## WHAT IS NEEDED:
Include no pictures. Output exactly the lines from the one that contains "Output the underlying" through the final line of the entries.

Figure record listings:
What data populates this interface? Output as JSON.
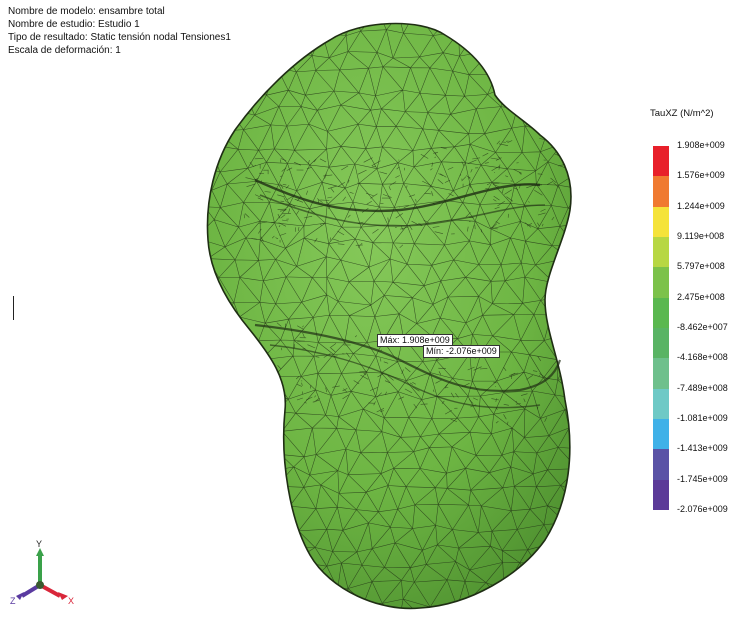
{
  "info": {
    "model_name": "Nombre de modelo: ensambre total",
    "study_name": "Nombre de estudio: Estudio 1",
    "result_type": "Tipo de resultado: Static tensión nodal Tensiones1",
    "deformation_scale": "Escala de deformación: 1"
  },
  "legend": {
    "title": "TauXZ (N/m^2)",
    "labels": [
      "1.908e+009",
      "1.576e+009",
      "1.244e+009",
      "9.119e+008",
      "5.797e+008",
      "2.475e+008",
      "-8.462e+007",
      "-4.168e+008",
      "-7.489e+008",
      "-1.081e+009",
      "-1.413e+009",
      "-1.745e+009",
      "-2.076e+009"
    ],
    "colors": [
      "#e8202a",
      "#f07a30",
      "#f5e33a",
      "#b7d743",
      "#7cc24a",
      "#5ab84f",
      "#59b464",
      "#6ec08c",
      "#6ec9c6",
      "#3fb1e8",
      "#5a53a6",
      "#5b3a98"
    ]
  },
  "probes": {
    "max": "Máx: 1.908e+009",
    "min": "Mín: -2.076e+009"
  },
  "triad": {
    "x_label": "X",
    "y_label": "Y",
    "z_label": "Z",
    "x_color": "#d9263a",
    "y_color": "#3aa14a",
    "z_color": "#5a3aa0"
  },
  "model": {
    "fill_color": "#6db543",
    "mesh_color": "#1f2e14"
  }
}
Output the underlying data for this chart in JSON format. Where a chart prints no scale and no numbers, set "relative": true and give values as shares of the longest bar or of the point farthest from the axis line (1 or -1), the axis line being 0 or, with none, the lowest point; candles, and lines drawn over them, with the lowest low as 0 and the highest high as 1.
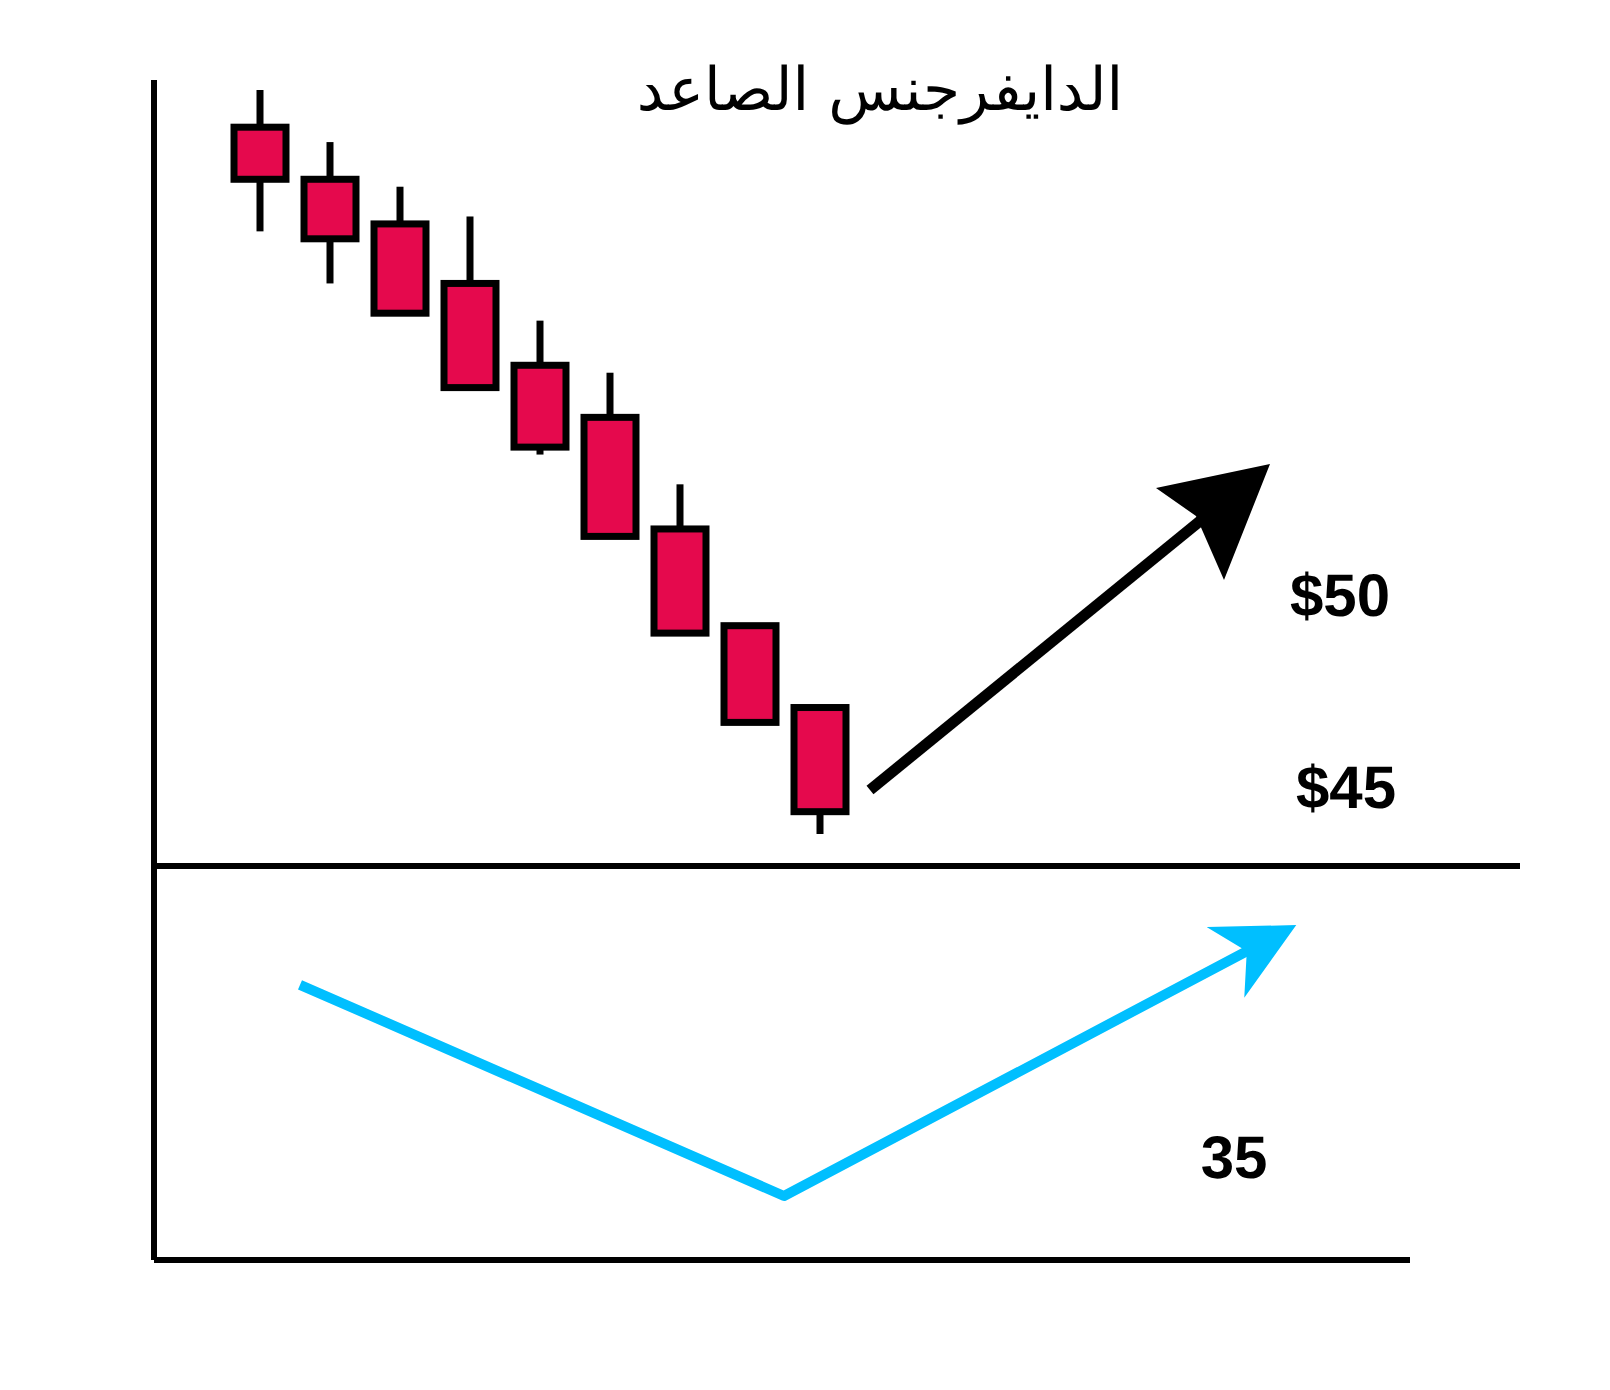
{
  "chart_data": [
    {
      "type": "candlestick",
      "title": "الدايفرجنس الصاعد",
      "relative": true,
      "color": "#e5094d",
      "categories": [
        null,
        null,
        null,
        null,
        null,
        null,
        null,
        null,
        null
      ],
      "ohlc": [
        [
          0.95,
          1.0,
          0.81,
          0.88
        ],
        [
          0.88,
          0.93,
          0.74,
          0.8
        ],
        [
          0.82,
          0.87,
          0.7,
          0.7
        ],
        [
          0.74,
          0.83,
          0.6,
          0.6
        ],
        [
          0.63,
          0.69,
          0.51,
          0.52
        ],
        [
          0.56,
          0.62,
          0.4,
          0.4
        ],
        [
          0.41,
          0.47,
          0.27,
          0.27
        ],
        [
          0.28,
          0.28,
          0.15,
          0.15
        ],
        [
          0.17,
          0.17,
          0.0,
          0.03
        ]
      ],
      "annotations": [
        "$50",
        "$45"
      ]
    },
    {
      "type": "line",
      "relative": true,
      "color": "#00bfff",
      "categories": [
        null,
        null,
        null
      ],
      "values": [
        0.86,
        0.2,
        1.0
      ],
      "annotations": [
        "35"
      ]
    }
  ]
}
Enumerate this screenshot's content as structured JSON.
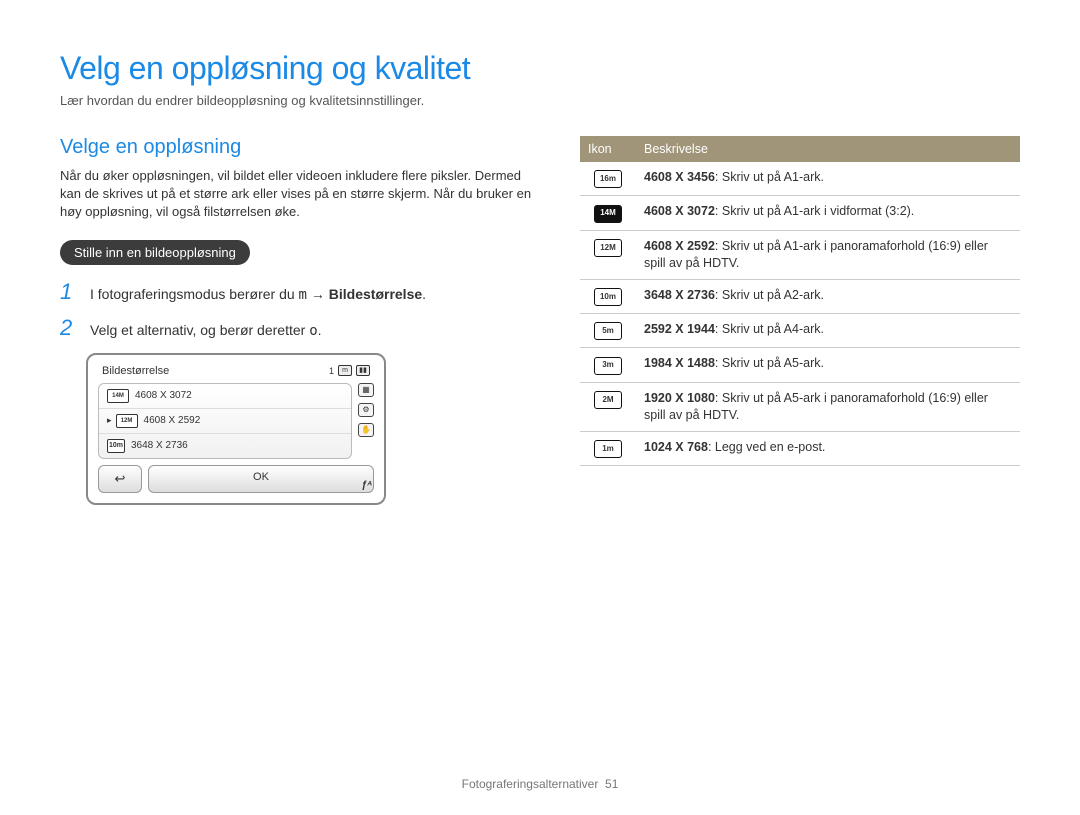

## ANSWER TO THIS EXERCISE:
Output the underlying data for this chart in JSON format. Where a chart prints no scale and no numbers, set "relative": true and give values as shares of the longest bar or of the point farthest from the axis line (1 or -1), the axis line being 0 or, with none, the lowest point; candles, and lines drawn over them, with the lowest low as 0 and the highest high as 1.
{
  "chart_data": [
    {
      "type": "candlestick",
      "title": "الدايفرجنس الصاعد",
      "relative": true,
      "color": "#e5094d",
      "categories": [
        null,
        null,
        null,
        null,
        null,
        null,
        null,
        null,
        null
      ],
      "ohlc": [
        [
          0.95,
          1.0,
          0.81,
          0.88
        ],
        [
          0.88,
          0.93,
          0.74,
          0.8
        ],
        [
          0.82,
          0.87,
          0.7,
          0.7
        ],
        [
          0.74,
          0.83,
          0.6,
          0.6
        ],
        [
          0.63,
          0.69,
          0.51,
          0.52
        ],
        [
          0.56,
          0.62,
          0.4,
          0.4
        ],
        [
          0.41,
          0.47,
          0.27,
          0.27
        ],
        [
          0.28,
          0.28,
          0.15,
          0.15
        ],
        [
          0.17,
          0.17,
          0.0,
          0.03
        ]
      ],
      "annotations": [
        "$50",
        "$45"
      ]
    },
    {
      "type": "line",
      "relative": true,
      "color": "#00bfff",
      "categories": [
        null,
        null,
        null
      ],
      "values": [
        0.86,
        0.2,
        1.0
      ],
      "annotations": [
        "35"
      ]
    }
  ]
}
Enumerate this screenshot's content as structured JSON.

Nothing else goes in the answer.